▶ _Problem description_: Return every line of the records below verbatim, with no pictures in the copy.

▶ _Rows_:
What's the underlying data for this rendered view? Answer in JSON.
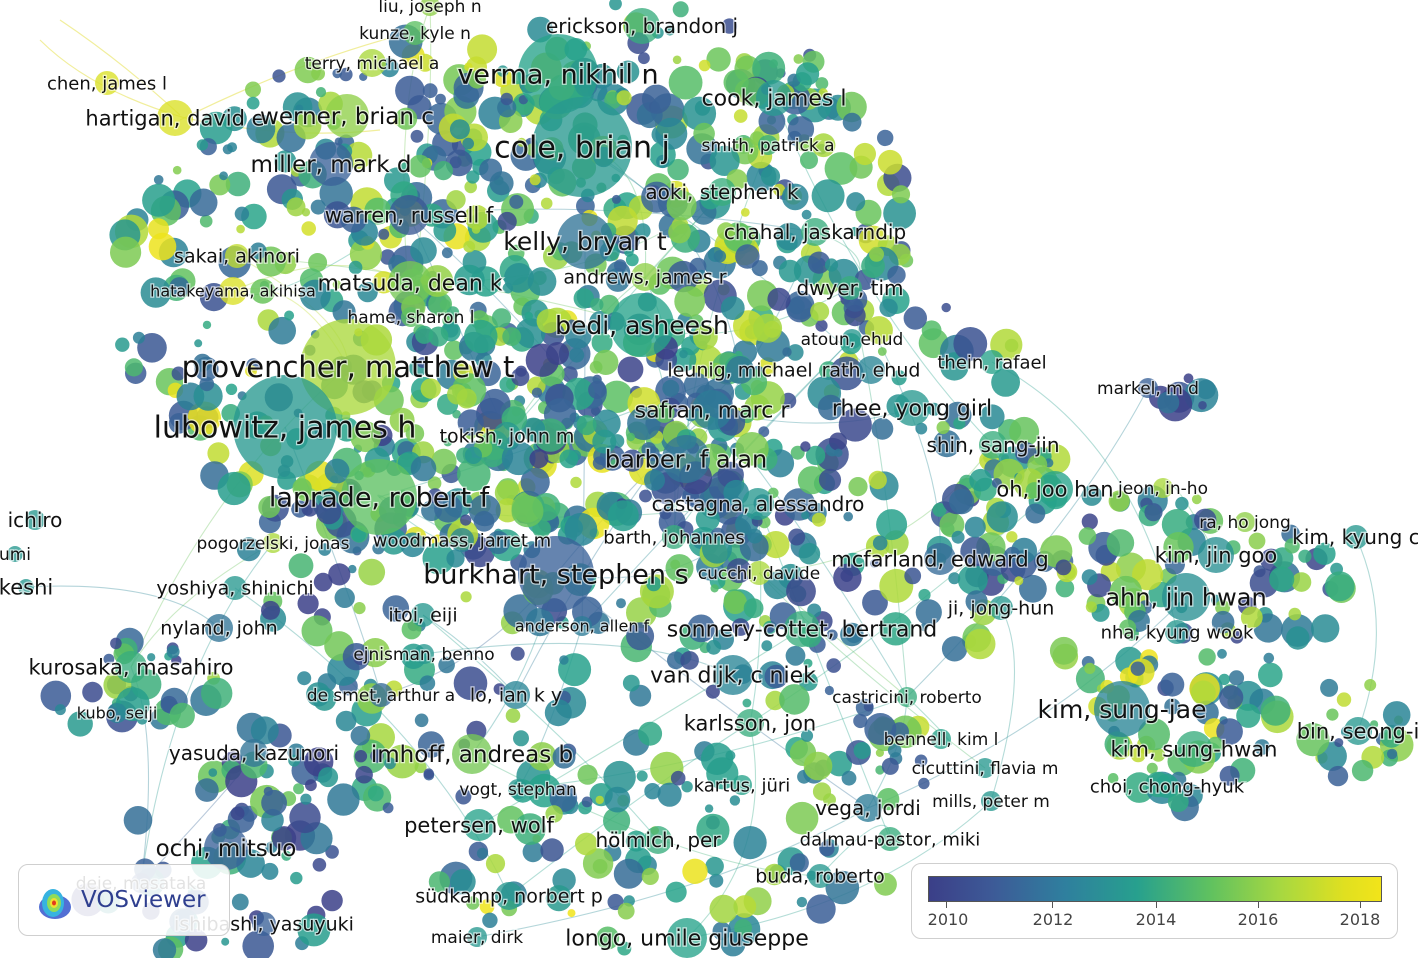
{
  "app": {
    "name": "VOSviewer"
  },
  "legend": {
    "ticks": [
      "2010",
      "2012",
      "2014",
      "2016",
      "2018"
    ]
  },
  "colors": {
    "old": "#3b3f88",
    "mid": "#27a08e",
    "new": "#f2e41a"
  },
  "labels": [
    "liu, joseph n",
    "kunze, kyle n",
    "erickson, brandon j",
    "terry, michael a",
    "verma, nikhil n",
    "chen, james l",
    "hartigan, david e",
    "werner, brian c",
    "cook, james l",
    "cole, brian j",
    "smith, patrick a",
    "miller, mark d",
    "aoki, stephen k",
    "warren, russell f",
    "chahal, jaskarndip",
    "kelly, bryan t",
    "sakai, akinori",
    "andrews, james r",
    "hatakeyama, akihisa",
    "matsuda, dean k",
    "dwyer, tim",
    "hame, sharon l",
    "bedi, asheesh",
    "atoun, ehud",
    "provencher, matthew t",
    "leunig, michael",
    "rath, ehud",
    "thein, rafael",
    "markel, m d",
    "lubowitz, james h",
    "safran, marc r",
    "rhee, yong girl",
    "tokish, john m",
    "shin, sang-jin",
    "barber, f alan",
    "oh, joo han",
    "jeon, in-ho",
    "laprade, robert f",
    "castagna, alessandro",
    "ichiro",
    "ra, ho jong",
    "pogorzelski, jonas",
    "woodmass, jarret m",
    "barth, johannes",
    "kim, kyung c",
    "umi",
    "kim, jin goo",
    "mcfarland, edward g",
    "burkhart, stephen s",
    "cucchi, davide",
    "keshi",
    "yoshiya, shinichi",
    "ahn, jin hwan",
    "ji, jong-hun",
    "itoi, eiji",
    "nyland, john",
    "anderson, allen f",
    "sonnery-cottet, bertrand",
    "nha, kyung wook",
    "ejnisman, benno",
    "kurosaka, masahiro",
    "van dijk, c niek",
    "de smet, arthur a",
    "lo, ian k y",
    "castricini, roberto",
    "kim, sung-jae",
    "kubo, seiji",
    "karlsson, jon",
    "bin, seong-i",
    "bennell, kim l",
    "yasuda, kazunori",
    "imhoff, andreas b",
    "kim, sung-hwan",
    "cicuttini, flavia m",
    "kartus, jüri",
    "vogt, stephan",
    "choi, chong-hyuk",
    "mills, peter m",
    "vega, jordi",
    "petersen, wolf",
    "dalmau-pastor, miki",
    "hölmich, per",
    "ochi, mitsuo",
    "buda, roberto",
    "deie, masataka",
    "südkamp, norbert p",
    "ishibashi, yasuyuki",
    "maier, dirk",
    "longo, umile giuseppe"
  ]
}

▶ _Finished task_:
What's the underlying data for this rendered view? Answer in JSON.
{
  "app": {
    "name": "VOSviewer"
  },
  "legend": {
    "ticks": [
      "2010",
      "2012",
      "2014",
      "2016",
      "2018"
    ]
  },
  "colors": {
    "old": "#3b3f88",
    "mid": "#27a08e",
    "new": "#f2e41a"
  },
  "labels": [
    "liu, joseph n",
    "kunze, kyle n",
    "erickson, brandon j",
    "terry, michael a",
    "verma, nikhil n",
    "chen, james l",
    "hartigan, david e",
    "werner, brian c",
    "cook, james l",
    "cole, brian j",
    "smith, patrick a",
    "miller, mark d",
    "aoki, stephen k",
    "warren, russell f",
    "chahal, jaskarndip",
    "kelly, bryan t",
    "sakai, akinori",
    "andrews, james r",
    "hatakeyama, akihisa",
    "matsuda, dean k",
    "dwyer, tim",
    "hame, sharon l",
    "bedi, asheesh",
    "atoun, ehud",
    "provencher, matthew t",
    "leunig, michael",
    "rath, ehud",
    "thein, rafael",
    "markel, m d",
    "lubowitz, james h",
    "safran, marc r",
    "rhee, yong girl",
    "tokish, john m",
    "shin, sang-jin",
    "barber, f alan",
    "oh, joo han",
    "jeon, in-ho",
    "laprade, robert f",
    "castagna, alessandro",
    "ichiro",
    "ra, ho jong",
    "pogorzelski, jonas",
    "woodmass, jarret m",
    "barth, johannes",
    "kim, kyung c",
    "umi",
    "kim, jin goo",
    "mcfarland, edward g",
    "burkhart, stephen s",
    "cucchi, davide",
    "keshi",
    "yoshiya, shinichi",
    "ahn, jin hwan",
    "ji, jong-hun",
    "itoi, eiji",
    "nyland, john",
    "anderson, allen f",
    "sonnery-cottet, bertrand",
    "nha, kyung wook",
    "ejnisman, benno",
    "kurosaka, masahiro",
    "van dijk, c niek",
    "de smet, arthur a",
    "lo, ian k y",
    "castricini, roberto",
    "kim, sung-jae",
    "kubo, seiji",
    "karlsson, jon",
    "bin, seong-i",
    "bennell, kim l",
    "yasuda, kazunori",
    "imhoff, andreas b",
    "kim, sung-hwan",
    "cicuttini, flavia m",
    "kartus, jüri",
    "vogt, stephan",
    "choi, chong-hyuk",
    "mills, peter m",
    "vega, jordi",
    "petersen, wolf",
    "dalmau-pastor, miki",
    "hölmich, per",
    "ochi, mitsuo",
    "buda, roberto",
    "deie, masataka",
    "südkamp, norbert p",
    "ishibashi, yasuyuki",
    "maier, dirk",
    "longo, umile giuseppe"
  ]
}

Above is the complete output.